* begin Records to process *

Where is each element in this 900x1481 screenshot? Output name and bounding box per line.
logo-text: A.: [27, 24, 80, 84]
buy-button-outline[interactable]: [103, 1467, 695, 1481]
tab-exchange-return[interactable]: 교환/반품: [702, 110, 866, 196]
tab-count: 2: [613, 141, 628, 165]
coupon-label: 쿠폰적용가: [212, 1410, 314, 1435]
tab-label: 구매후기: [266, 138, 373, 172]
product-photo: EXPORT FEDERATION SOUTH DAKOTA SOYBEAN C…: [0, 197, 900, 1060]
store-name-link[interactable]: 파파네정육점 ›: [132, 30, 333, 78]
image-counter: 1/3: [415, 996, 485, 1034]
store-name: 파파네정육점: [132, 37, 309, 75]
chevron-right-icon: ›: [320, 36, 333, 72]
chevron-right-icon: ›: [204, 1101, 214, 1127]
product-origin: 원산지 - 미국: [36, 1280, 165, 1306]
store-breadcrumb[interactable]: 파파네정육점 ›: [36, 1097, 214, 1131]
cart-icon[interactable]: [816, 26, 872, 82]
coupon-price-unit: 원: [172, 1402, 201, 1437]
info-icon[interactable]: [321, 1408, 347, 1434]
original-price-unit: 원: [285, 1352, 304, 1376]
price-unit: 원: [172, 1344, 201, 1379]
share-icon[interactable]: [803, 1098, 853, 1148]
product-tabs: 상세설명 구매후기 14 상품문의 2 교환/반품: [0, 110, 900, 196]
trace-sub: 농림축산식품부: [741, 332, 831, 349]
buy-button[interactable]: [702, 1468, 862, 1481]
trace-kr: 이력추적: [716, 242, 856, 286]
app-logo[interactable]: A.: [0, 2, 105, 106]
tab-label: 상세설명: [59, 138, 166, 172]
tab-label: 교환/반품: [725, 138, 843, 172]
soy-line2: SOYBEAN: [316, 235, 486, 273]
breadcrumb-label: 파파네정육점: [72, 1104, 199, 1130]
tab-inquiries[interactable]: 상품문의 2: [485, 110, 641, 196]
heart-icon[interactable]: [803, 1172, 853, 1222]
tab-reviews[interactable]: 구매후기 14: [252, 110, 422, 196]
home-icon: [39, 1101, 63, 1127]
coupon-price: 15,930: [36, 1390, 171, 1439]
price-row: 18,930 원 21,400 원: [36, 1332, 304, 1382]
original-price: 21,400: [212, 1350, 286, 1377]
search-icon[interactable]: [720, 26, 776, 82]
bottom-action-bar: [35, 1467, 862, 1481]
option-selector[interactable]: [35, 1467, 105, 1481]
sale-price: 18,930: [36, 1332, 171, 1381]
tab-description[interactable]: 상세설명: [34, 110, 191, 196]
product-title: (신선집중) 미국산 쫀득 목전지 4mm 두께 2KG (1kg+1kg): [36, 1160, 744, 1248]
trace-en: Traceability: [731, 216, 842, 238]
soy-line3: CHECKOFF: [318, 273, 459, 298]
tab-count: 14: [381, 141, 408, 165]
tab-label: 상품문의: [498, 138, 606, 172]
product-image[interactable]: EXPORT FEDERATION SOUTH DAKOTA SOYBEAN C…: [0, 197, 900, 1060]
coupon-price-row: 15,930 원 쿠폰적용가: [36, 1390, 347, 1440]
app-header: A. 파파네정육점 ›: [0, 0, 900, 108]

* end Records to process *
* begin Records to process *

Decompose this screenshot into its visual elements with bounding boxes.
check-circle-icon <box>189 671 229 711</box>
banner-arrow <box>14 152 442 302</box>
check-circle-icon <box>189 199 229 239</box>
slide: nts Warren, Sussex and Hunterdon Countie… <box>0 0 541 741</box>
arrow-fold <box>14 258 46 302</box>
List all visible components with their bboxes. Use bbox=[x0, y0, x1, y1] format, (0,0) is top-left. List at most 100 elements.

* end Records to process *

Aim: Please count the lines in the listing above that contain the word "screenshot", with case counting, and give only the number.

Finished task: 2